Exercise objective: Reproduce all the entries exactly and keep the pictures out.

Records provided:
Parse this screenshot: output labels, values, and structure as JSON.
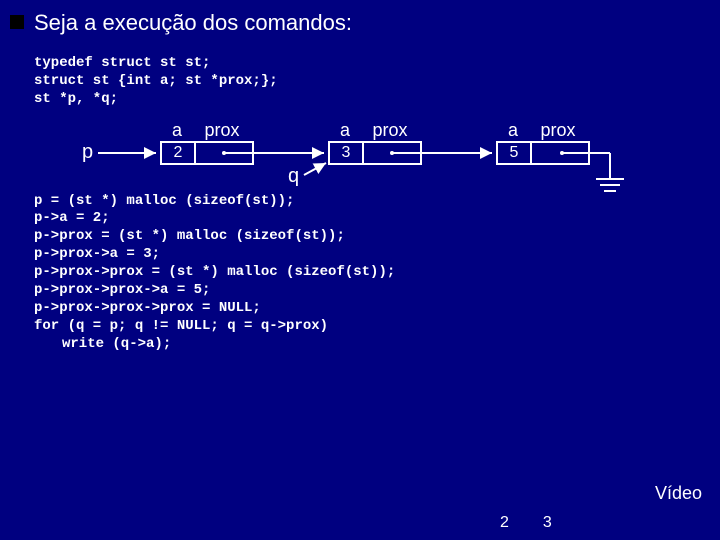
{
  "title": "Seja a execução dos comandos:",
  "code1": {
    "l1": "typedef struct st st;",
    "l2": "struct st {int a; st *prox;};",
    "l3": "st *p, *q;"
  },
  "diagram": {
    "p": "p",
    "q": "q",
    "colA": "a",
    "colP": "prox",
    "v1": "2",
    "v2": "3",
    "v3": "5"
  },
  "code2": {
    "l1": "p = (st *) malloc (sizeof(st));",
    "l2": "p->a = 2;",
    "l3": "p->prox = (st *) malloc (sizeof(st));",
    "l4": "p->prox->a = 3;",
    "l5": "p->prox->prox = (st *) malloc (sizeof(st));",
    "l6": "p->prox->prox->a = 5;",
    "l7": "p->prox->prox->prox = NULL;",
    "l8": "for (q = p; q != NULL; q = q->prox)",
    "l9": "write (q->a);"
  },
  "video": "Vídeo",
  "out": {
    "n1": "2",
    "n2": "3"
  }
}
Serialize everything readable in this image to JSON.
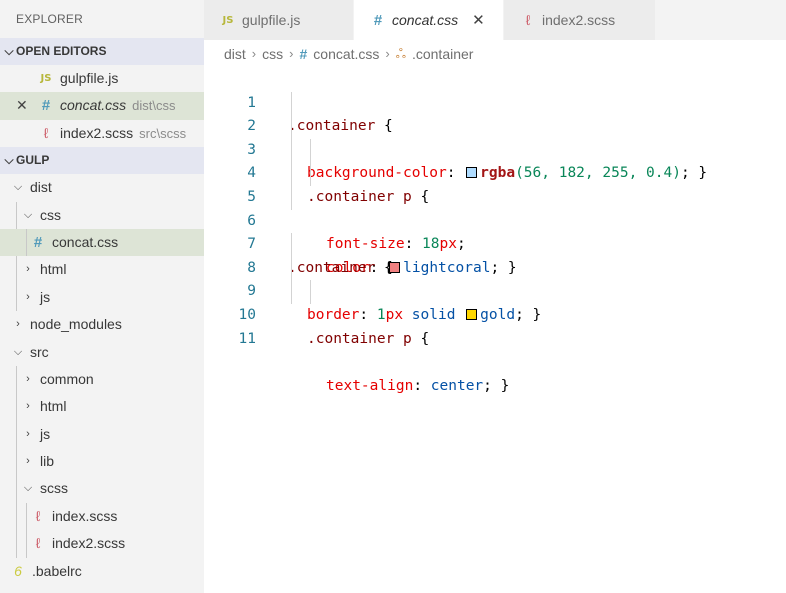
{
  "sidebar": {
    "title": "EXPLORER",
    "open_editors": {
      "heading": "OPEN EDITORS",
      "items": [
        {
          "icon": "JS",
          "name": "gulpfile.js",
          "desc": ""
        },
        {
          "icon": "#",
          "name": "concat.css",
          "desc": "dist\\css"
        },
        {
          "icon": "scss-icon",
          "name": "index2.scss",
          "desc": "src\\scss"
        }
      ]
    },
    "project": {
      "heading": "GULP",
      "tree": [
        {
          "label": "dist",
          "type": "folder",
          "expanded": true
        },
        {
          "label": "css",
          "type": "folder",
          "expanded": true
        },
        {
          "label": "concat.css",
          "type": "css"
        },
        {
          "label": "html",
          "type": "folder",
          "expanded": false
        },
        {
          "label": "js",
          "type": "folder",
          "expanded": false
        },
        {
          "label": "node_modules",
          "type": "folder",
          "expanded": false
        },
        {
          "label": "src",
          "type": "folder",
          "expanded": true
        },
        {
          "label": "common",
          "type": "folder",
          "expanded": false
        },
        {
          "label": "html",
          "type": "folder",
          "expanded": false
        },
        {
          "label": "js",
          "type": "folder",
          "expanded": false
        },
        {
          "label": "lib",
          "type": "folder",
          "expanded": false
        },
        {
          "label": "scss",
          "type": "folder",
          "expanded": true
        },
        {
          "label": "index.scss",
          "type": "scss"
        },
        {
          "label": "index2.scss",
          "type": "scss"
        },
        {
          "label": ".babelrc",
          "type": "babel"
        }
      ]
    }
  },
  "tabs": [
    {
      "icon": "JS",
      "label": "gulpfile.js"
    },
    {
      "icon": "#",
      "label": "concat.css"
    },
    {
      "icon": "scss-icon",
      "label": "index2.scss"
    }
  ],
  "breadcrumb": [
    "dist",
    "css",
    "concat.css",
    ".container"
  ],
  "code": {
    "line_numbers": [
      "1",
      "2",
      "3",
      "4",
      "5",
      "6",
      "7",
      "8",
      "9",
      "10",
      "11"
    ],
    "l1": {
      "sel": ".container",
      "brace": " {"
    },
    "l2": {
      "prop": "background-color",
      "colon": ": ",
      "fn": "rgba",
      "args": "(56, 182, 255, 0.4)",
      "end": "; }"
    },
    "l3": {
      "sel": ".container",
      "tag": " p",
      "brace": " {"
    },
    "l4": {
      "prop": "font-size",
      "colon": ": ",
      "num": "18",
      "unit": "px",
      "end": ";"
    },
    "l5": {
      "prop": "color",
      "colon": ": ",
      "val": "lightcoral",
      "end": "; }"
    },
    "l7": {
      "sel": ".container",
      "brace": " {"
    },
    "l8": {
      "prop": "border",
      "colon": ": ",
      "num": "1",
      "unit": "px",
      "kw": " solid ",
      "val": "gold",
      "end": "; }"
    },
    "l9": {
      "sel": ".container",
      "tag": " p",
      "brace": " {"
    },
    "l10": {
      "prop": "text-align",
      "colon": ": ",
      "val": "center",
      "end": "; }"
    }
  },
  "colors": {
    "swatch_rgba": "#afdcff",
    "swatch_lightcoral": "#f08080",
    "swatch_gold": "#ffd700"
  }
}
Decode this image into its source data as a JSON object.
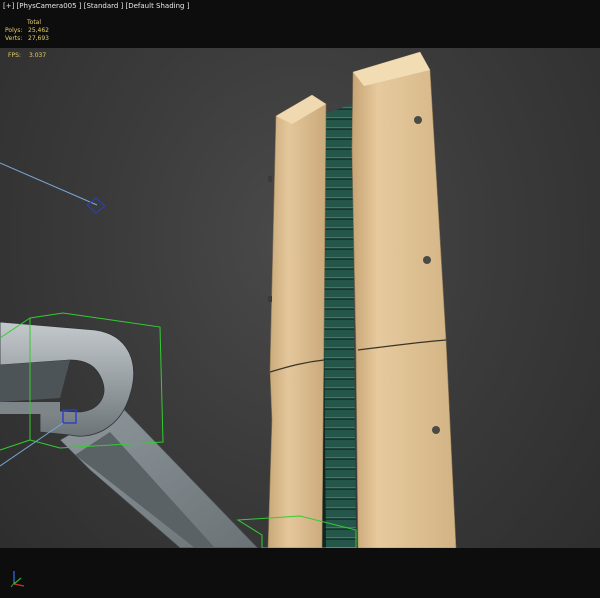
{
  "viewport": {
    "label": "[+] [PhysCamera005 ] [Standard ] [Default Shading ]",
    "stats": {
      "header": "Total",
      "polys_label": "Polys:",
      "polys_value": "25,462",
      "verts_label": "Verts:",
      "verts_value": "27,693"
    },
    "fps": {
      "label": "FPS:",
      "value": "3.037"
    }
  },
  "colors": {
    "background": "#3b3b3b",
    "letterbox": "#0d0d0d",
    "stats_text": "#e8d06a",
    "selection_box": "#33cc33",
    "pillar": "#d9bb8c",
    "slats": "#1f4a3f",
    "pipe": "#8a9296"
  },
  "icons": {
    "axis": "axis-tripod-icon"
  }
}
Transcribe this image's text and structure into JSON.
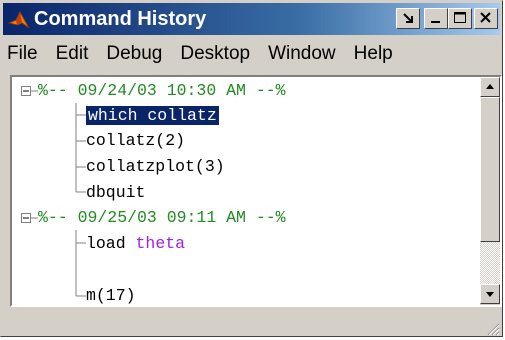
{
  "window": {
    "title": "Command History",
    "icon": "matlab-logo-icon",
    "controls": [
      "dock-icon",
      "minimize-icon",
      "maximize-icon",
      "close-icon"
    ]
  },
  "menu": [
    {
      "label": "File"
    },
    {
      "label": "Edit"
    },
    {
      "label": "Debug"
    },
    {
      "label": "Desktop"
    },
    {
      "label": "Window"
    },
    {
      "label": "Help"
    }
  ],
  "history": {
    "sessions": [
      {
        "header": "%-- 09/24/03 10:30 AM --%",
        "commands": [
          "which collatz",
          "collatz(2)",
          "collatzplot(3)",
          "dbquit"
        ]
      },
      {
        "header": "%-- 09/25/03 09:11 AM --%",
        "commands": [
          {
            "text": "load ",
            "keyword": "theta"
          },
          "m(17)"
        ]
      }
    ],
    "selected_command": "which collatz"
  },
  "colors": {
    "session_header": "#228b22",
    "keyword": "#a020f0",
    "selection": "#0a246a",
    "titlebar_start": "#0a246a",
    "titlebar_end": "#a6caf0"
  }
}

Output of the task:
Parse this screenshot: output labels, values, and structure as JSON.
{
  "title": "Seja a execução dos comandos:",
  "code1": {
    "l1": "typedef struct st st;",
    "l2": "struct st {int a; st *prox;};",
    "l3": "st *p, *q;"
  },
  "diagram": {
    "p": "p",
    "q": "q",
    "colA": "a",
    "colP": "prox",
    "v1": "2",
    "v2": "3",
    "v3": "5"
  },
  "code2": {
    "l1": "p = (st *) malloc (sizeof(st));",
    "l2": "p->a = 2;",
    "l3": "p->prox = (st *) malloc (sizeof(st));",
    "l4": "p->prox->a = 3;",
    "l5": "p->prox->prox = (st *) malloc (sizeof(st));",
    "l6": "p->prox->prox->a = 5;",
    "l7": "p->prox->prox->prox = NULL;",
    "l8": "for (q = p; q != NULL; q = q->prox)",
    "l9": "write (q->a);"
  },
  "video": "Vídeo",
  "out": {
    "n1": "2",
    "n2": "3"
  }
}
Serialize everything readable in this image to JSON.
{
  "sidebar": {
    "title": "EXPLORER",
    "open_editors": {
      "heading": "OPEN EDITORS",
      "items": [
        {
          "icon": "JS",
          "name": "gulpfile.js",
          "desc": ""
        },
        {
          "icon": "#",
          "name": "concat.css",
          "desc": "dist\\css"
        },
        {
          "icon": "scss-icon",
          "name": "index2.scss",
          "desc": "src\\scss"
        }
      ]
    },
    "project": {
      "heading": "GULP",
      "tree": [
        {
          "label": "dist",
          "type": "folder",
          "expanded": true
        },
        {
          "label": "css",
          "type": "folder",
          "expanded": true
        },
        {
          "label": "concat.css",
          "type": "css"
        },
        {
          "label": "html",
          "type": "folder",
          "expanded": false
        },
        {
          "label": "js",
          "type": "folder",
          "expanded": false
        },
        {
          "label": "node_modules",
          "type": "folder",
          "expanded": false
        },
        {
          "label": "src",
          "type": "folder",
          "expanded": true
        },
        {
          "label": "common",
          "type": "folder",
          "expanded": false
        },
        {
          "label": "html",
          "type": "folder",
          "expanded": false
        },
        {
          "label": "js",
          "type": "folder",
          "expanded": false
        },
        {
          "label": "lib",
          "type": "folder",
          "expanded": false
        },
        {
          "label": "scss",
          "type": "folder",
          "expanded": true
        },
        {
          "label": "index.scss",
          "type": "scss"
        },
        {
          "label": "index2.scss",
          "type": "scss"
        },
        {
          "label": ".babelrc",
          "type": "babel"
        }
      ]
    }
  },
  "tabs": [
    {
      "icon": "JS",
      "label": "gulpfile.js"
    },
    {
      "icon": "#",
      "label": "concat.css"
    },
    {
      "icon": "scss-icon",
      "label": "index2.scss"
    }
  ],
  "breadcrumb": [
    "dist",
    "css",
    "concat.css",
    ".container"
  ],
  "code": {
    "line_numbers": [
      "1",
      "2",
      "3",
      "4",
      "5",
      "6",
      "7",
      "8",
      "9",
      "10",
      "11"
    ],
    "l1": {
      "sel": ".container",
      "brace": " {"
    },
    "l2": {
      "prop": "background-color",
      "colon": ": ",
      "fn": "rgba",
      "args": "(56, 182, 255, 0.4)",
      "end": "; }"
    },
    "l3": {
      "sel": ".container",
      "tag": " p",
      "brace": " {"
    },
    "l4": {
      "prop": "font-size",
      "colon": ": ",
      "num": "18",
      "unit": "px",
      "end": ";"
    },
    "l5": {
      "prop": "color",
      "colon": ": ",
      "val": "lightcoral",
      "end": "; }"
    },
    "l7": {
      "sel": ".container",
      "brace": " {"
    },
    "l8": {
      "prop": "border",
      "colon": ": ",
      "num": "1",
      "unit": "px",
      "kw": " solid ",
      "val": "gold",
      "end": "; }"
    },
    "l9": {
      "sel": ".container",
      "tag": " p",
      "brace": " {"
    },
    "l10": {
      "prop": "text-align",
      "colon": ": ",
      "val": "center",
      "end": "; }"
    }
  },
  "colors": {
    "swatch_rgba": "#afdcff",
    "swatch_lightcoral": "#f08080",
    "swatch_gold": "#ffd700"
  }
}
Decode this image into its source data as a JSON object.
{
  "viewport": {
    "label": "[+] [PhysCamera005 ] [Standard ] [Default Shading ]",
    "stats": {
      "header": "Total",
      "polys_label": "Polys:",
      "polys_value": "25,462",
      "verts_label": "Verts:",
      "verts_value": "27,693"
    },
    "fps": {
      "label": "FPS:",
      "value": "3.037"
    }
  },
  "colors": {
    "background": "#3b3b3b",
    "letterbox": "#0d0d0d",
    "stats_text": "#e8d06a",
    "selection_box": "#33cc33",
    "pillar": "#d9bb8c",
    "slats": "#1f4a3f",
    "pipe": "#8a9296"
  },
  "icons": {
    "axis": "axis-tripod-icon"
  }
}
Transcribe this image's text and structure into JSON.
{
  "window": {
    "title": "Command History",
    "icon": "matlab-logo-icon",
    "controls": [
      "dock-icon",
      "minimize-icon",
      "maximize-icon",
      "close-icon"
    ]
  },
  "menu": [
    {
      "label": "File"
    },
    {
      "label": "Edit"
    },
    {
      "label": "Debug"
    },
    {
      "label": "Desktop"
    },
    {
      "label": "Window"
    },
    {
      "label": "Help"
    }
  ],
  "history": {
    "sessions": [
      {
        "header": "%-- 09/24/03 10:30 AM --%",
        "commands": [
          "which collatz",
          "collatz(2)",
          "collatzplot(3)",
          "dbquit"
        ]
      },
      {
        "header": "%-- 09/25/03 09:11 AM --%",
        "commands": [
          {
            "text": "load ",
            "keyword": "theta"
          },
          "m(17)"
        ]
      }
    ],
    "selected_command": "which collatz"
  },
  "colors": {
    "session_header": "#228b22",
    "keyword": "#a020f0",
    "selection": "#0a246a",
    "titlebar_start": "#0a246a",
    "titlebar_end": "#a6caf0"
  }
}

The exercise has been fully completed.